§ Problem description: Keep only the lines where "object" appears.
--
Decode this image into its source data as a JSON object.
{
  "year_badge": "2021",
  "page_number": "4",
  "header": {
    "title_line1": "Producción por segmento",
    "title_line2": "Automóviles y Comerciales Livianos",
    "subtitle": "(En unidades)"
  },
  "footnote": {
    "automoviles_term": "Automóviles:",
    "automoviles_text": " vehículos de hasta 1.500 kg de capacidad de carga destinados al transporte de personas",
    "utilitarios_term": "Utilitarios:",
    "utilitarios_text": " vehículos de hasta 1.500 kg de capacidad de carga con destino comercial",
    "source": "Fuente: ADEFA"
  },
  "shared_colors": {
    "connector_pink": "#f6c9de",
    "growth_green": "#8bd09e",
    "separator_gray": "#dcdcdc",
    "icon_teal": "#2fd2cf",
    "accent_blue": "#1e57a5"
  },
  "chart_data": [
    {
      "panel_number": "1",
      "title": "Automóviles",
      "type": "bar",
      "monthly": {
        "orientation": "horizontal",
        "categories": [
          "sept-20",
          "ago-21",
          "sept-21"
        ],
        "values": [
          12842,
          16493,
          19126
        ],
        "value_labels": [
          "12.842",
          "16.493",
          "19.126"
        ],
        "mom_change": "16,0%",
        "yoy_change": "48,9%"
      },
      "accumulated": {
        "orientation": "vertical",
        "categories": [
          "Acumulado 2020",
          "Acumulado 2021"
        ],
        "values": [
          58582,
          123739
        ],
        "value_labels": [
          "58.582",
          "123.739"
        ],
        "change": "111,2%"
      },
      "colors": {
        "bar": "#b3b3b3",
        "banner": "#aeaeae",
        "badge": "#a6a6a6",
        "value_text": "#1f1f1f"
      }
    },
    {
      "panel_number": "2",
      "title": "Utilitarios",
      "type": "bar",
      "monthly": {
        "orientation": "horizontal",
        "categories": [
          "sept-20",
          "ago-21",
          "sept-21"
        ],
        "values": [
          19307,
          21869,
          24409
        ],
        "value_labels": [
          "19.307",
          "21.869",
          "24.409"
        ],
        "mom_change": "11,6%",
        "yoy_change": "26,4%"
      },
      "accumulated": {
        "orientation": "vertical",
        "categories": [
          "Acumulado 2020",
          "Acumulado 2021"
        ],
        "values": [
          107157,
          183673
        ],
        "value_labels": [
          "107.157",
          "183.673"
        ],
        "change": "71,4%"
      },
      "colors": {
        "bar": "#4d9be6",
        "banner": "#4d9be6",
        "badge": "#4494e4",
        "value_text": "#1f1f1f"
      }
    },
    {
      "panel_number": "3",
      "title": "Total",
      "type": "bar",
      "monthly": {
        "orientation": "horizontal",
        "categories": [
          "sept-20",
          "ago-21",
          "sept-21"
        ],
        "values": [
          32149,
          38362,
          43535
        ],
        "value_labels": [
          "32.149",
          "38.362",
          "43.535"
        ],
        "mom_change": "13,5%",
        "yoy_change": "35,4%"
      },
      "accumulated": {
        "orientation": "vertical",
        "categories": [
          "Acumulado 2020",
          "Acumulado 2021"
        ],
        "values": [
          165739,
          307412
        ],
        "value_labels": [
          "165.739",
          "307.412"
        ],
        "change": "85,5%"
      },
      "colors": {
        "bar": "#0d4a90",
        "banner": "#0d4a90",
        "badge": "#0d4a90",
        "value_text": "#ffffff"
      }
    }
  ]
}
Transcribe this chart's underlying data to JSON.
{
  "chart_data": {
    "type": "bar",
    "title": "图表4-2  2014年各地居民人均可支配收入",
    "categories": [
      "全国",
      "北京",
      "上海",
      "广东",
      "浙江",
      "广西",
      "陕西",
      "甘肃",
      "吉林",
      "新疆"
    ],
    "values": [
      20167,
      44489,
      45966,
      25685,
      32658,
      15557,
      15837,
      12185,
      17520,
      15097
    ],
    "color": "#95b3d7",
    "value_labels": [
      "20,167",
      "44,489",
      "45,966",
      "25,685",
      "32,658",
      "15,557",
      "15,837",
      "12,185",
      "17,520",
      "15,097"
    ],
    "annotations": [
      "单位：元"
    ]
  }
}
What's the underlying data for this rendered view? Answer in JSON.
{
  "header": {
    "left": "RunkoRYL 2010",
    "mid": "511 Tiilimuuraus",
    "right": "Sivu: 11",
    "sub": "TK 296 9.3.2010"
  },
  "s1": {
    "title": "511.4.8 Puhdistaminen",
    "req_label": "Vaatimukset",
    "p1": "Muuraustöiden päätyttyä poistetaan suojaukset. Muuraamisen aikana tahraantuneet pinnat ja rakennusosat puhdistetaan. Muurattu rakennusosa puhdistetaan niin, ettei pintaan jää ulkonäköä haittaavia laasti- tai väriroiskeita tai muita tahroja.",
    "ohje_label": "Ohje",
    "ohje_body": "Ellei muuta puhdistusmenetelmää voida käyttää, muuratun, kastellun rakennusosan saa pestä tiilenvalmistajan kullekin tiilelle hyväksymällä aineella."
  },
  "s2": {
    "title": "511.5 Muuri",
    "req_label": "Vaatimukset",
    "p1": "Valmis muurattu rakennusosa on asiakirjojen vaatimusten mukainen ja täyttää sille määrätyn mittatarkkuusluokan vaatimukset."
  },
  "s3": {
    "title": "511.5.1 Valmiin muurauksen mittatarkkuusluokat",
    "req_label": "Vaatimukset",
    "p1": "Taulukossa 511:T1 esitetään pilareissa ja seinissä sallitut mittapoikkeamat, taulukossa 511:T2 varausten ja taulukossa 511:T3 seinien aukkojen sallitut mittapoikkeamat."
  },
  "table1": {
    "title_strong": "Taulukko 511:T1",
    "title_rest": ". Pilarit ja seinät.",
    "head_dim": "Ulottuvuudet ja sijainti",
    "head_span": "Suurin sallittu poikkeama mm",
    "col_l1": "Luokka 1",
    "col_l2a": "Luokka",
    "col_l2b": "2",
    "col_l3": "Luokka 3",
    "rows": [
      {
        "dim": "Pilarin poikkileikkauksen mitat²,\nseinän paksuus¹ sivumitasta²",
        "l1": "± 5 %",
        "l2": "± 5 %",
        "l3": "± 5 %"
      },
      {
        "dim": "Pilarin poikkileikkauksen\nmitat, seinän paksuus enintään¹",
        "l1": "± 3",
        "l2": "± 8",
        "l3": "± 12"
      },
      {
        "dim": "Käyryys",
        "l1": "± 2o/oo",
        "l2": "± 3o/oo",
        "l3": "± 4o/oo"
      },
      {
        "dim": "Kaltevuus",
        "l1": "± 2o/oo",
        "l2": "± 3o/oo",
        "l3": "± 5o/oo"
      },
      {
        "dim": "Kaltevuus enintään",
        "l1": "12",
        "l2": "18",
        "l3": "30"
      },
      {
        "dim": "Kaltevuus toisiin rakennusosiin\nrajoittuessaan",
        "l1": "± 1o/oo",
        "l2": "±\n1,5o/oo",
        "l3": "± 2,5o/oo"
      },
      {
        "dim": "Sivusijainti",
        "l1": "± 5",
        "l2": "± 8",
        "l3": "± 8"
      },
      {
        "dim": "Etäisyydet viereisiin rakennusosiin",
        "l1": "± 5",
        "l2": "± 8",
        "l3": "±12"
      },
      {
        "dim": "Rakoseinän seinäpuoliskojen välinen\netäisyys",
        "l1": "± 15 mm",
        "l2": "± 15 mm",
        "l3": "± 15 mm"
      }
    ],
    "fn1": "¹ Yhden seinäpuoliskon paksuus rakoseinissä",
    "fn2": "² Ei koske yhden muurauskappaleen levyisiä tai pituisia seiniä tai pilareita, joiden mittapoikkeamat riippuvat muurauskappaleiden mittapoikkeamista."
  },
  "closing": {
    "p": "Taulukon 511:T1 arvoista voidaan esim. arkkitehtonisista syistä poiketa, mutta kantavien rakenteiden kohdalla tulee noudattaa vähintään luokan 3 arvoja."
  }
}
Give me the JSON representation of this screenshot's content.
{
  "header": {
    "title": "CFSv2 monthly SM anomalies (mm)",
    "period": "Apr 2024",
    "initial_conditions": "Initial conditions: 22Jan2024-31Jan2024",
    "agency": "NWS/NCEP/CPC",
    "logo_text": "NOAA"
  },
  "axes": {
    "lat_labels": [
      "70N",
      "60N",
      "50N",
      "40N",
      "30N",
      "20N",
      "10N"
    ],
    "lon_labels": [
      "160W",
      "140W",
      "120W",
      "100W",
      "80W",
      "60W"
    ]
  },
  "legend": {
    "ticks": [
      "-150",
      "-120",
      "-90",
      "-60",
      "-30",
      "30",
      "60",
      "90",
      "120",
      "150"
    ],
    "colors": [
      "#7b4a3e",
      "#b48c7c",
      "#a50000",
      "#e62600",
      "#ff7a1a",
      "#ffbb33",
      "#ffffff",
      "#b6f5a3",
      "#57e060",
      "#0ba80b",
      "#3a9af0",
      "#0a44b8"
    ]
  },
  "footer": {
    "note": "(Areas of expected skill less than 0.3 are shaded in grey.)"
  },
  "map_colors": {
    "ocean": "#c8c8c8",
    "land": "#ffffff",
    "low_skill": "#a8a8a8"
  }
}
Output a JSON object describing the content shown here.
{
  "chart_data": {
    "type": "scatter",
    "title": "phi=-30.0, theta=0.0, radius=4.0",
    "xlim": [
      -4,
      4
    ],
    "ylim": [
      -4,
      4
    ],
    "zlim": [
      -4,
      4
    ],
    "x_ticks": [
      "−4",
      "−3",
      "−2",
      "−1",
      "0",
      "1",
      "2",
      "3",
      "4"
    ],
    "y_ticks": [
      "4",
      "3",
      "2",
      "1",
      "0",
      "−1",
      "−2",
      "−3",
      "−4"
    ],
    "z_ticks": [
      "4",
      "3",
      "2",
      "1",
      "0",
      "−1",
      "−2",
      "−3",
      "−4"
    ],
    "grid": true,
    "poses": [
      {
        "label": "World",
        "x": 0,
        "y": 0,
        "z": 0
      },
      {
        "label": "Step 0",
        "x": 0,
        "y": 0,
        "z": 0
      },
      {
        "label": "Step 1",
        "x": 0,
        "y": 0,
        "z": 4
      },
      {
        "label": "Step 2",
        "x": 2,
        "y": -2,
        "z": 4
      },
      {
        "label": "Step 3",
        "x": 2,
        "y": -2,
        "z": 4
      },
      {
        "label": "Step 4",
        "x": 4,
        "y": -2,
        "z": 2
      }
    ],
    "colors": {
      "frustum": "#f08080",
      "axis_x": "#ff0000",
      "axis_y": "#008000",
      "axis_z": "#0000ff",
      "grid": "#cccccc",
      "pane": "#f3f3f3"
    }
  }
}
--
§ Response:
Decode this image into its source data as a JSON object.
Output a JSON object describing the content shown here.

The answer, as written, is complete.